-- Start of SOURCE --

PU Women’s Lax Edges JMU in NCAA Opener; Earning Shot at No. 1 Maryland in Quarterfinals

Bill Alden

For the Princeton University women’s lacrosse team, its game at James Madison University in mid-March turned out to be one of its worst days of the season.

Falling behind 6-1 in the first half, the Tigers absorbed a 10-5 loss in Harrisonburg, Va.

So when Ivy League champion Princeton learned that it was getting a return trip to JMU last Saturday for a first-round NCAA tournament clash, it was primed for a second crack at the eighth-seeded Dukes.

“We were happy with the matchup and the seed; we knew we could play a whole lot better than the first time we played them,” said Princeton head coach Chris Sailer.

“We came out flat last time and we are a much different team now than we were two months ago. We were confident that if we played our game, we could beat them.”

That confidence proved well-founded as the Tigers enjoyed one of its best days of the spring last Saturday, edging JMU 11-10 in a thriller.

The win improved Princeton to 12-6 and set up a quarterfinal contest at top-seeded and defending national champion Maryland (19-1) on May 21.

In the rematch with JMU, the Tigers didn’t waste any time showing that things were going to be different in round two as they jumped out to a 4-0 lead.

“That was huge; that was much different from the first game,” said Sailer, whose team made the quarterfinals in 2009 but then suffered through a 6-10 campaign last spring. “We had a lot more energy.”

The Dukes, though, made an energetic response to Princeton’s early surge, going on a 7-1 run to take a 7-5 lead.

“Lacrosse is a game of momentum and they came roaring back,” said Sailer. “They are a feisty team; we had to weather that. There were a lot of momentum shifts.”

In the last four minutes of the half, the Tigers regained some momentum as they scored two unanswered goals to make it 7-7 at intermission. “Getting the two goals before that half was huge,” said Sailer.

“I called a timeout because I didn’t want to see a 4-0 lead turn into being behind by three or four goals at half.”

The mood was good at half. “We knew what we had to do and the changes we had to make on defense,” recalled Sailer.

In the second half, the Tigers came out sharp at both ends, outscoring the Dukes 4-1 over the first 22 minutes of the period.

“We came out strong and kept chipping away; we got that three-goal lead and I thought we could run with this,” said Sailer. “But they were able to get a goal and then we had a turnover on our stall and they got another goal.”

The last few minutes of the contest turned harrowing for the Tigers as JMU furiously applied the pressure as it looked to force overtime.

“Toch [Erin Tochihara] came up with two big saves at the end, the last one was a point blank one with 17 seconds left,” said Sailer of senior goalie Tochihara, who made eight saves on the afternoon.

-- End of SOURCE --

_EXERCISE REQUIREMENTS_
a) Sum up the lacrosse article in two sentences.
b) Write the next part of the article on Princeton's lacrosse win over James Madison, picking up right after its final sentence.
The listing after this point comes from a separate source.

-- Start of PROVIDED DATA --

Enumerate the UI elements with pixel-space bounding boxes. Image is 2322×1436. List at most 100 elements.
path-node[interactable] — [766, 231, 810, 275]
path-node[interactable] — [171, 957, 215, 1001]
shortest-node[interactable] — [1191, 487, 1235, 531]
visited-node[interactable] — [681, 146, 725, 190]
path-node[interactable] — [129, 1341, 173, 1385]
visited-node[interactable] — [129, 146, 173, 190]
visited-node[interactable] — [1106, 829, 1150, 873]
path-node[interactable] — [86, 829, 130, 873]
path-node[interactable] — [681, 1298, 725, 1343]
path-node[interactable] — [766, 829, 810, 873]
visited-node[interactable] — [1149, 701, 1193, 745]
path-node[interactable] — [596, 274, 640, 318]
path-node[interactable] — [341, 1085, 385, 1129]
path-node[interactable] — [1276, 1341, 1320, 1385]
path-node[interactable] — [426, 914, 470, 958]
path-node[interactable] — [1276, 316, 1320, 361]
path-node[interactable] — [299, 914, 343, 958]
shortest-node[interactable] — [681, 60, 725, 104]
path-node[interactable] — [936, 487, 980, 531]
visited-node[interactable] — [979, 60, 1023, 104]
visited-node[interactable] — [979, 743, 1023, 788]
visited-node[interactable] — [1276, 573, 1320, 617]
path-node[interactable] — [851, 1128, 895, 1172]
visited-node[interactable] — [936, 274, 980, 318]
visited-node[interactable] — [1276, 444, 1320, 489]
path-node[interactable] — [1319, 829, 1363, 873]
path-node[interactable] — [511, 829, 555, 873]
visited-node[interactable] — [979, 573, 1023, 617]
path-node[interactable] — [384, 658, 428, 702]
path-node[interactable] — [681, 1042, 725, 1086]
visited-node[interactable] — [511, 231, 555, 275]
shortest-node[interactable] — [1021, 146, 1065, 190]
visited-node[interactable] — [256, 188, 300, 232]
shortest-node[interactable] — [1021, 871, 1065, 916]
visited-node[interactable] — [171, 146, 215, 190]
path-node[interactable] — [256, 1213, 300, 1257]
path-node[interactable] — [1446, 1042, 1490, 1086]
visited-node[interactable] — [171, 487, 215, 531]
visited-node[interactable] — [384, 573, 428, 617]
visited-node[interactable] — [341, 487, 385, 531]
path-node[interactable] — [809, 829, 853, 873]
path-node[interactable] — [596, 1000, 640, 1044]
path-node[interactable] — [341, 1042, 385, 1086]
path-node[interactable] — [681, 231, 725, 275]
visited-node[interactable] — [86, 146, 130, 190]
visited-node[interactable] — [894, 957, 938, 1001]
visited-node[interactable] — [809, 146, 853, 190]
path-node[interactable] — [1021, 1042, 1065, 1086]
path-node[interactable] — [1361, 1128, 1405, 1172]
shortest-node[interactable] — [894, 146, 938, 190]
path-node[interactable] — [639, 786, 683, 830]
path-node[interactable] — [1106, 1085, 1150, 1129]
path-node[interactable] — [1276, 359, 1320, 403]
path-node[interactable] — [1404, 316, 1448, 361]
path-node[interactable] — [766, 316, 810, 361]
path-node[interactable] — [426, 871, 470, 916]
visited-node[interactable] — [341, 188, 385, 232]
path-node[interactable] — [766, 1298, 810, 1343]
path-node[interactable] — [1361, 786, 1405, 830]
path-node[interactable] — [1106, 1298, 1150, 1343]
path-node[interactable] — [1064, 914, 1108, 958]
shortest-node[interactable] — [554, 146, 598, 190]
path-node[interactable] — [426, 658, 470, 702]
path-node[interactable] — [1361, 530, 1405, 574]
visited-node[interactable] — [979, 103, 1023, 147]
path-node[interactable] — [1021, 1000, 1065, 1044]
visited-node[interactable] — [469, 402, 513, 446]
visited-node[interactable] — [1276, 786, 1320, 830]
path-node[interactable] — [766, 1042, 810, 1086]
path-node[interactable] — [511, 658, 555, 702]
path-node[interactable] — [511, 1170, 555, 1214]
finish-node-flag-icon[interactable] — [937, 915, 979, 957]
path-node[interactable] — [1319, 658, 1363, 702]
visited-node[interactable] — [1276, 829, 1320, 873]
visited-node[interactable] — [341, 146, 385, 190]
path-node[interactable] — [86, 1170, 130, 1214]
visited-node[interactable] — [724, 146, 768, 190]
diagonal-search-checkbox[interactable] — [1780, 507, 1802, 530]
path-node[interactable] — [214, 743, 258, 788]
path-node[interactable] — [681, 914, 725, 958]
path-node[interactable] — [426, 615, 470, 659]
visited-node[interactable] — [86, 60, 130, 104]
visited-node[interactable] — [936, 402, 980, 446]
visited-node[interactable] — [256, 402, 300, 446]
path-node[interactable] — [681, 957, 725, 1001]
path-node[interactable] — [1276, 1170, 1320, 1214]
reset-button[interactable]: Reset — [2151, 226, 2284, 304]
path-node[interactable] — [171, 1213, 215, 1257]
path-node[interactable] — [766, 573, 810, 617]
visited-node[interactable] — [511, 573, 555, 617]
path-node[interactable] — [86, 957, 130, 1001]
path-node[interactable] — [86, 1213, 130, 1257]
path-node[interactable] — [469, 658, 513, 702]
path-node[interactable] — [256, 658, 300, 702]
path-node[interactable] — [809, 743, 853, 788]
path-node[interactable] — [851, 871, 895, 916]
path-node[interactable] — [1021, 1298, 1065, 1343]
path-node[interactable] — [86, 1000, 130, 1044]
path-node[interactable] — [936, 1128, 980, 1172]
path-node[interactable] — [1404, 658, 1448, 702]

-- End of PROVIDED DATA --

_RESULTS IN ORDER_
a) Princeton's women's lacrosse team, which had lost 10-5 at James Madison in mid-March, went back there for a first-round NCAA tournament game and won 11-10. The win raised the Tigers' record to 12-6 and set up a quarterfinal at top-seeded, defending national champion Maryland on May 21.

b)
The triumph triggered a joyous celebration on the field as the Tigers screamed for joy and hugged each other.

“It is just really great; last year was tough for everyone,” said Sailer, reflecting on the meaning of the win.

“We are not used to that; we had a lot of young players. This is a new season, a new group with new energy. We don’t talk about last year.”

The team’s progress has energized Sailer, who is in her 25th year at the helm of the Tigers.

“They have focused on what they could do as a group; the chemistry has been great,” said Sailer, whose squad has now won five games in a row.

“As a coach, it is nice to see them get better. It is a fun group to work with; I am so happy to be back in the quarters.”

Princeton has not been nice to its foes, employing a tenacity which has fueled its late-season run.

“They have confidence in themselves; they have been in a lot of different situations in league play,” added Sailer, whose team rose to No. 12 in the final national poll of the regular season. “They enjoy playing together; they have no fear whatsoever when they go out on the field. They are fighters.”

The team’s sum is greater than the parts as offensive balance has become a hallmark of the 2011 Tigers.

“We don’t have one superstar,” maintained Sailer, who got three goals from Charlotte Davis in the win over JMU with Cassie Pyle and Lizzy Drumm chipping in two apiece and Jaci Gassaway, Sarah Lloyd, Maisie Devine, and Caroline Markowitz scoring one each.

“Lizzy is outstanding and has had a great year. Toch has played consistently; she has backed us up when we have needed it. We do have talent across the board on attack.”

The Tigers will need a big effort across the board as they look to turn the tables on a Maryland team that beat Princeton 17-10 on April 13 in a regular season contest.

“We outshot them; we won the draws and we were right there on ground balls,” said Sailer.

“Those are some of the key stats you look at. But they dominated on the scoreboard. They are such a potent offense. We would control tempo on our end and then they would go down and score in three seconds. It was not Toch’s best game. They did keep getting point blank shots. They are strong in the crease; they have a lot of speed with good cutters and good feeders.”

With Princeton playing its best lacrosse of the season, Sailer is looking forward to the rematch.

“We didn’t stop their stack or 1-on-1 stuff, I think that’s key,” said Sailer.

“We got a lot of shots but they weren’t the best shots; we need to work for better shots. We are playing our best so this is a good time to play Maryland.”